In the article on the Fitbit sleep trial, what share of people with psychosis relapse within a five-year period, according to Meyer?

** DOCUMENT PASSAGE follows **

The trial will continue for two months, but anyone that takes part will be given the option of keeping the Fitbit for a year and sharing that data. Meyer points out that within a five year period, 80 percent of people with psychosis relapse. Whether that statistic is due to individuals failing to take medication, or the dose no longer being sufficient, the team wants as much data as possible to be able to calculate when sleep pattern anomalies can also be helpful indicators of relapse.

For the initial trial, the team will recruit “relatively stable” patients not undergoing a relapse. “Future studies will recruit more unwell patients who may have a history of not taking medication,” says Meyer. “The point is to show sleep objectively and uncover the relapse signature.” Meyer frequently hears from friends and families of patients that a sufferer’s sleep is highly disturbed prior to a relapse — he wants more than anecdotal evidence to prove it, and act on it in good time. In the meantime, they can also see if restless sleep corresponds with those days an individual experiences more paranoia, “even though people might not relapse fully”.

There is perhaps one significant issue surrounding the use of Fitbit that could feasibly be cause for concern. Many wearers find the data addictive, and behavioural changes — though the desired outcome of such a fitness product — can be significant. Apply that to an individual suffering from a mental illness, where paranoia and obsessive behaviours are common, and surely it would be a recipe for disaster?

Not so, says Meyer. He and the wider team strongly believe that giving patients a device, and the data that goes along with it, also gives them a sense of control over their own health and a sense of agency so frequently lacking when care is placed in the hands of senior physicians that have little time to get to know each individual. “The first thing people say is ‘that sounds like a crazy idea’, but I look at it another way,” says Meyer. “If you give them a tool that they understand, and work with patients, it’s something that will help you in building up a trusting alliance. Then there will be a chance people use it longterm. I hope we can show that people do use it and they have benefit, not just dispose of it when they become unwell.” “We want to promote the idea of self-monitoring, where they can see for themselves ‘I used alcohol there and then my mental state deteriorated over the next few days’. At the moment people get relatively little feedback — there’s a top down approach of ‘you must take medication because it’s good for you’. But if they see the consequences of not taking medication, or not sleeping well, it works to increase insights.”

** End of DOCUMENT PASSAGE **
** AVAILABLE DATA follows **

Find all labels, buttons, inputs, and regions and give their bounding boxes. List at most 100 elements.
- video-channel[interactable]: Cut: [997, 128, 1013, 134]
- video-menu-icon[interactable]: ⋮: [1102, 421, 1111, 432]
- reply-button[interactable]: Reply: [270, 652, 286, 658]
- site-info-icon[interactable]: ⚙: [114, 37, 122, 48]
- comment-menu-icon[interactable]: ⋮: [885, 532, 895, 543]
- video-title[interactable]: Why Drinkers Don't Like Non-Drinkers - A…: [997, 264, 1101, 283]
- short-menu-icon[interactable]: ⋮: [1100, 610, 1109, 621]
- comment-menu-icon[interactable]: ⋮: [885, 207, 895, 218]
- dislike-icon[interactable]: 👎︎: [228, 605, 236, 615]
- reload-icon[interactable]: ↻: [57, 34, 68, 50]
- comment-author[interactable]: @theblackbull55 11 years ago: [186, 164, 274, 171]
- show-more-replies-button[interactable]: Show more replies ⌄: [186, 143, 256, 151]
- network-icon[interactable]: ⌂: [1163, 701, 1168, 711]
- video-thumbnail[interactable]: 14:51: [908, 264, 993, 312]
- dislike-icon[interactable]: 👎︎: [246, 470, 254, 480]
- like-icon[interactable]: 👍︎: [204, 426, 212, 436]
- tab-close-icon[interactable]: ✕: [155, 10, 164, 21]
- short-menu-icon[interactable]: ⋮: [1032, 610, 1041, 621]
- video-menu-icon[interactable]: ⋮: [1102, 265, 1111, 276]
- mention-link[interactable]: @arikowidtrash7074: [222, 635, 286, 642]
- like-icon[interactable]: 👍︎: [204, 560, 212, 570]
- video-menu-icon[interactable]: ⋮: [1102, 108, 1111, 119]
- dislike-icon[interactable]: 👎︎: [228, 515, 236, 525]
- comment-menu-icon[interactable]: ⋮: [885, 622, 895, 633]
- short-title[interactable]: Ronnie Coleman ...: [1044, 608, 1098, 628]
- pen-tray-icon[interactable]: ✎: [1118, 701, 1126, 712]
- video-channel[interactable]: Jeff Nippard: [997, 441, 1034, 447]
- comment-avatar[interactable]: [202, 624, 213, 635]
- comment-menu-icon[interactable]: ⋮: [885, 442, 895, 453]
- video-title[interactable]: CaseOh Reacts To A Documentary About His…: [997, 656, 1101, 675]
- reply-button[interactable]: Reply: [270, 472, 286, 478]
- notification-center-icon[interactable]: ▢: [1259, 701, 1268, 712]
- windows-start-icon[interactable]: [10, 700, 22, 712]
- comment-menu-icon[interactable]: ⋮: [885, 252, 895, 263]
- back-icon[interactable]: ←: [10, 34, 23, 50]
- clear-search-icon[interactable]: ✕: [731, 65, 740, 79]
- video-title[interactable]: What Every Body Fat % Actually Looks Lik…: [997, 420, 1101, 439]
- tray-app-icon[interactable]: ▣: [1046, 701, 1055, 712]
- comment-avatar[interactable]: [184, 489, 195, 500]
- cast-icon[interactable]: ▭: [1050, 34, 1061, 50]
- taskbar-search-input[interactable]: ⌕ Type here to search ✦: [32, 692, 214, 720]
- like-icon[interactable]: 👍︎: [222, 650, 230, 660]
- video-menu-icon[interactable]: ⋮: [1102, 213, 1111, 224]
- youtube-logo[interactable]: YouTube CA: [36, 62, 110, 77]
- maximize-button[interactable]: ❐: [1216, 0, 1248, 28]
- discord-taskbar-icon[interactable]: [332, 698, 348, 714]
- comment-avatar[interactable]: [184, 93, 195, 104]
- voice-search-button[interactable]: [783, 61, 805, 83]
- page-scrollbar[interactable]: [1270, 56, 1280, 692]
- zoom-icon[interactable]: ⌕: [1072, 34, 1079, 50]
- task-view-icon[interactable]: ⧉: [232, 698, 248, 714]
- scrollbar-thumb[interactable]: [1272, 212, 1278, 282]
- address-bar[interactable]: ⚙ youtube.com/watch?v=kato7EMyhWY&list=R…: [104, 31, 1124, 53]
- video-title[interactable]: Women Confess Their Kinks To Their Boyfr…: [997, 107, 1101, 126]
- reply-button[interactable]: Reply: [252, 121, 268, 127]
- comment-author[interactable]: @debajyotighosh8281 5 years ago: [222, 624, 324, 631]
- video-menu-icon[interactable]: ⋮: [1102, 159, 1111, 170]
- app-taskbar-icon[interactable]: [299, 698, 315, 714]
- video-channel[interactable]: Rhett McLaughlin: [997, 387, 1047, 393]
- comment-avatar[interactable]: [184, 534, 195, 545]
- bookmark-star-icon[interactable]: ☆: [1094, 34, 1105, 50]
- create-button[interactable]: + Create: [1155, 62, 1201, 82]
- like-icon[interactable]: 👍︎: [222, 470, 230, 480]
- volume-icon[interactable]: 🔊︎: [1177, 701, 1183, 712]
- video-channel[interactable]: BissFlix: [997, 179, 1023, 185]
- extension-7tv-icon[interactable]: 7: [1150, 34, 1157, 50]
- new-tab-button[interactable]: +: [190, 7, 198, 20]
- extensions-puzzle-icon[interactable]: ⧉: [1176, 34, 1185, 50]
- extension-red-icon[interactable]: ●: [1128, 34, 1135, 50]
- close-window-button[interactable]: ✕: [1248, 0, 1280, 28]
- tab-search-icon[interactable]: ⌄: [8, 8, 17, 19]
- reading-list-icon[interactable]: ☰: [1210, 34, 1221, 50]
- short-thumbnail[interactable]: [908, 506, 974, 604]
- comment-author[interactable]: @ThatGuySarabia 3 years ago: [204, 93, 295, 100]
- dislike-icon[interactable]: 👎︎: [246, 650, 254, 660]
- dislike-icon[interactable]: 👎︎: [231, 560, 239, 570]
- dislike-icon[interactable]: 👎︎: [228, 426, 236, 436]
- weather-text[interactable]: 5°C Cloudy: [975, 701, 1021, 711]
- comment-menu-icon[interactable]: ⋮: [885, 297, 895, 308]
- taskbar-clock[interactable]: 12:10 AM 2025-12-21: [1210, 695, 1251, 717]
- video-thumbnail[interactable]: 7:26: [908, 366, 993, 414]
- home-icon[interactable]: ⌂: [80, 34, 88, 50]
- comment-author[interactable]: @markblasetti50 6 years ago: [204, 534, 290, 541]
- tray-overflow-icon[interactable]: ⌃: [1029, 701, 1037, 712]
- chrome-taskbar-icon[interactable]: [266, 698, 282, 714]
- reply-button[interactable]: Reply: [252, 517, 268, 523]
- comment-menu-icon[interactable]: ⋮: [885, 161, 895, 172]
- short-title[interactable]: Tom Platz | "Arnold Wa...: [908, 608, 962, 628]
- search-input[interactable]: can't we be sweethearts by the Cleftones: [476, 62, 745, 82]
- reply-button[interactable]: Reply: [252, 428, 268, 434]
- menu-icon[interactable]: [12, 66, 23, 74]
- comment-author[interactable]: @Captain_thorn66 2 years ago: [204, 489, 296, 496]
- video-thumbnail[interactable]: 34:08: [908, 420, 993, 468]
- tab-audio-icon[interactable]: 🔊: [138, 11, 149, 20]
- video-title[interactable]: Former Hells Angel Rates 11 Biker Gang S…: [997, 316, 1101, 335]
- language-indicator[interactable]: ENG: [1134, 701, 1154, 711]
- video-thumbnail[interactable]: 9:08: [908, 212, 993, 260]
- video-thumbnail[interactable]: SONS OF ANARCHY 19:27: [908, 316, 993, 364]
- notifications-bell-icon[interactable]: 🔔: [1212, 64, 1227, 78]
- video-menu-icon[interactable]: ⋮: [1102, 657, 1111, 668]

** End of AVAILABLE DATA **

(REPLY): 80 percent